Programming on Roj TV consisted of news, political discussion programs and cultural programming (particularly music and occasional films) with a small amount of children's, entertainment and educational programming. As well as programming in various Kurdish dialects Roj TV broadcast in Turkish (aimed at both Turks and assimilated Kurds), Zaza, Persian and several other languages spoken in the region. A short weekly English news bulletin was broadcast most Saturday mornings (around 11.30 UK time) and very occasionally films with English subtitles were shown. Roj TV was accessible live through the Internet before it was shut down.

==Background==
Kurdish-language programmes were completely forbidden from the media in Turkey from 1925 until 2002 when restrictions were relaxed somewhat. However, during this time Kurdish stations started broadcasting to Turkey via satellite from Europe. Initially there also were several Turkish language commercial satellite broadcasters established in a similar manner in response to the TRT monopoly. However, with the deregulation of broadcasting within Turkey all of these have moved their operations to within Turkey itself, and many of them have now been licensed on terrestrial frequencies.

In 2004, the national public broadcaster TRT became the first major broadcaster to broadcast a Kurdish-language programme although initially TRT only broadcast Kurdish programmes once per week, along with a handful of local TV and radio stations. These programmes were initially limited 45 minutes per day (an hour per week on TRT), are heavily censored, must include Turkish sub-titles and should not include children's programmes and any other types of educational programmes. The programmes are mostly focused on Atatürk and Turkish ancient history.

In 2008 TRT announced they were planning to launch their own full-time Kurdish-language channel TRT 6 with programming "promoting the Turkish Republic and its values as well as to counter the propaganda from the PKK channel Roj TV." On January 1, 2009, TRT 6 was officially opened with a new year's special including Kurdish singers such as Rojin. The channel has been promoted with much fanfare prior to the March 2009 local elections in Turkey, with Prime Minister Recep Tayyip Erdoğan using Kurdish at party rallies in the south east to welcome the channel.

==Predecessors: MED TV and MEDYA TV==

MED TV was a London-based international TV whose licence was revoked on April 23, 1999, by British regulators as their broadcasts were judged as 'likely to encourage or incite crime or lead to disorder'. The Independent Television Commission imposed three fines totaling £90,000 on MED TV for three separate breaches of the requirement for due impartiality before the closure. eventually revoking their broadcasting licence amid accusations of bias on the ITC's part.

▶ **SUPPLIED INFORMATION**:
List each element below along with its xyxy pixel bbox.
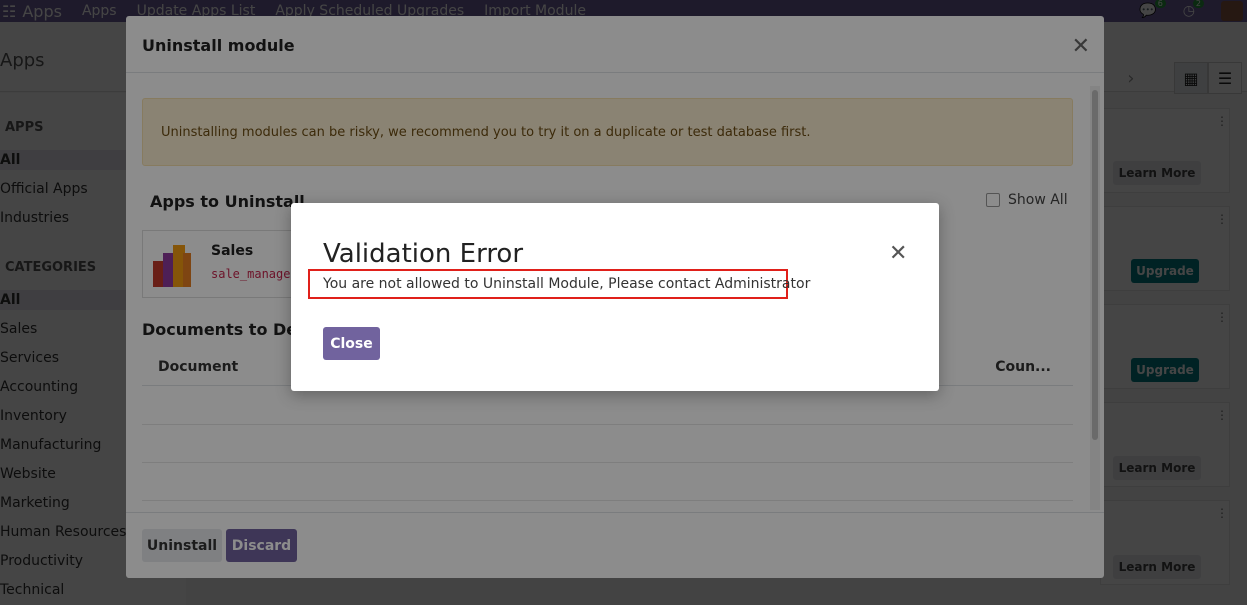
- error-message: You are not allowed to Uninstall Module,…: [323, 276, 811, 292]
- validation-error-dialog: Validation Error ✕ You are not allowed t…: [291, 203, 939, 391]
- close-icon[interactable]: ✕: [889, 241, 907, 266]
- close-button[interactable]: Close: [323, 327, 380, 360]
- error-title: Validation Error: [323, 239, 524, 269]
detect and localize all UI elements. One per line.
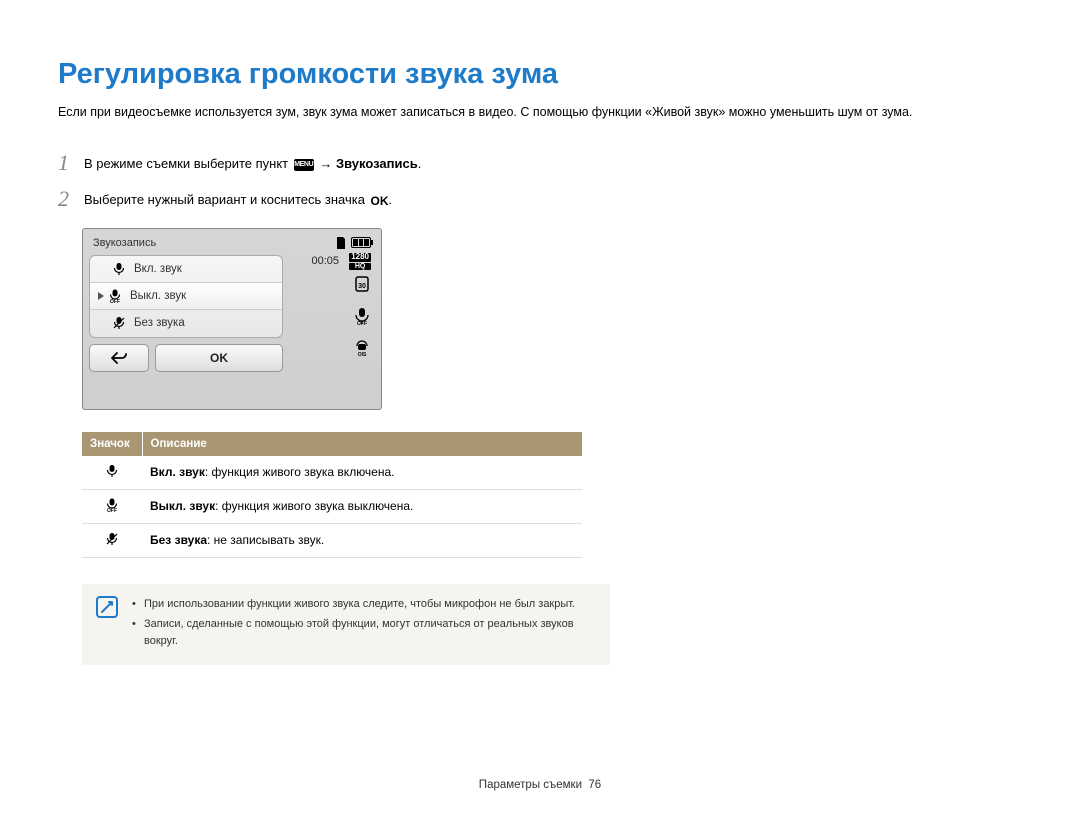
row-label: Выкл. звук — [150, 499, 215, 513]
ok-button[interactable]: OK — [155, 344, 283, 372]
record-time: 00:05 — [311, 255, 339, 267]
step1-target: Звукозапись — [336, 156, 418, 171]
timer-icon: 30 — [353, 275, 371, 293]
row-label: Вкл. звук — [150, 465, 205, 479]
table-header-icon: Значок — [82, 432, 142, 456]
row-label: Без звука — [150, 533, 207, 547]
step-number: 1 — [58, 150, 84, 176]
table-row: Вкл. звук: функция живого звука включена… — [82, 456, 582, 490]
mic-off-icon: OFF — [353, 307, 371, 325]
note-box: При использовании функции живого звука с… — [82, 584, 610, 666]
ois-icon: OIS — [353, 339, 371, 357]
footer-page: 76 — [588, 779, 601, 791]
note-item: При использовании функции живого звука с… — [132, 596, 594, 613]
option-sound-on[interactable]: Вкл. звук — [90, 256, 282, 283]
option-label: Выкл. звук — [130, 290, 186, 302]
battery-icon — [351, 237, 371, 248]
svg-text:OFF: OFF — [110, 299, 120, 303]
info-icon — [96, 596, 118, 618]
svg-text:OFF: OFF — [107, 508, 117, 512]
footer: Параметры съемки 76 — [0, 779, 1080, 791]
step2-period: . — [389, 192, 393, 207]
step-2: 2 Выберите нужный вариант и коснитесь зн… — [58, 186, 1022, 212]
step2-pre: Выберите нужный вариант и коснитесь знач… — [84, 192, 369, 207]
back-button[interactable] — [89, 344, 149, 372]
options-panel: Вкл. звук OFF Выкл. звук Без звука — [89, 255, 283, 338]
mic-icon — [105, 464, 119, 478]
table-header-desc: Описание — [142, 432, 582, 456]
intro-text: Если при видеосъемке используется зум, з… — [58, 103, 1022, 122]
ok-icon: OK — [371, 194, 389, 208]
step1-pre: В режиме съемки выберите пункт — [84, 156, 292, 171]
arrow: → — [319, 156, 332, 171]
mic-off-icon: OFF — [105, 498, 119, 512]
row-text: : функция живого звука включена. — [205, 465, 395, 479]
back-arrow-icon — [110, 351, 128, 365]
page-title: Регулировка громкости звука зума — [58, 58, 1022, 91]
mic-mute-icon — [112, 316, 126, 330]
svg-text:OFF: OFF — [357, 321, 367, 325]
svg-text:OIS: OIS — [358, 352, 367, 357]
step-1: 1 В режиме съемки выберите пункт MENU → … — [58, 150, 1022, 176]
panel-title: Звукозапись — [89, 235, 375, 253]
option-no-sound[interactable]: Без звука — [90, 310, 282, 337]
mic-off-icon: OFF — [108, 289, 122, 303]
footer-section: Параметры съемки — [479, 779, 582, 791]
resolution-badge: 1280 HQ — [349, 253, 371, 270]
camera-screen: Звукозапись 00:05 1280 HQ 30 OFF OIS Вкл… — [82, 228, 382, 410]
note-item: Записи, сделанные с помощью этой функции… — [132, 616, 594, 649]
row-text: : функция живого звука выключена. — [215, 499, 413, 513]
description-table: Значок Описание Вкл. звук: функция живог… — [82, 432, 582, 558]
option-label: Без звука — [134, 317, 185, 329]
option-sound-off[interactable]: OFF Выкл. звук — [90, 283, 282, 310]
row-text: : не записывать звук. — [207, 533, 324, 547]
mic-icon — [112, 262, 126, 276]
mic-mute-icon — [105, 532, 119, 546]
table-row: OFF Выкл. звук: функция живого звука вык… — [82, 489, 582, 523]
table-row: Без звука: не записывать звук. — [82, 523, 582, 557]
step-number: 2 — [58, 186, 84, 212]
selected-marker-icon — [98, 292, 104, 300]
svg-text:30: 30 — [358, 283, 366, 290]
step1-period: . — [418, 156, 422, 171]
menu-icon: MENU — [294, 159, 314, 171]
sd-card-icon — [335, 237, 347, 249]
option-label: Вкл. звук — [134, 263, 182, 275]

▶ **WHAT IS ASKED**:
a – Check each statement against the text about Roj TV and mark it yes or no, quoting the exact words of the text that decide it. (i) Roj TV aired a weekly English news bulletin on most Saturday mornings. (ii) TRT 6 officially opened on January 1, 2008. (iii) British regulators revoked MED TV's licence on April 23, 1999.
b – Put this sentence from the text about Roj TV into Spanish: "Roj TV was accessible live through the Internet before it was shut down."
c – According to the text about Roj TV, what was the total of the fines the Independent Television Commission imposed on MED TV?

▶ **SOLUTION SET**:
a –
(i) Yes: "A short weekly English news bulletin was broadcast most Saturday mornings"
(ii) No: "On January 1, 2009, TRT 6 was officially opened"
(iii) Yes: "whose licence was revoked on April 23, 1999, by British regulators"

b – Roj TV se podía ver en directo a través de Internet antes de que lo cerraran.

c – £90,000, across three fines.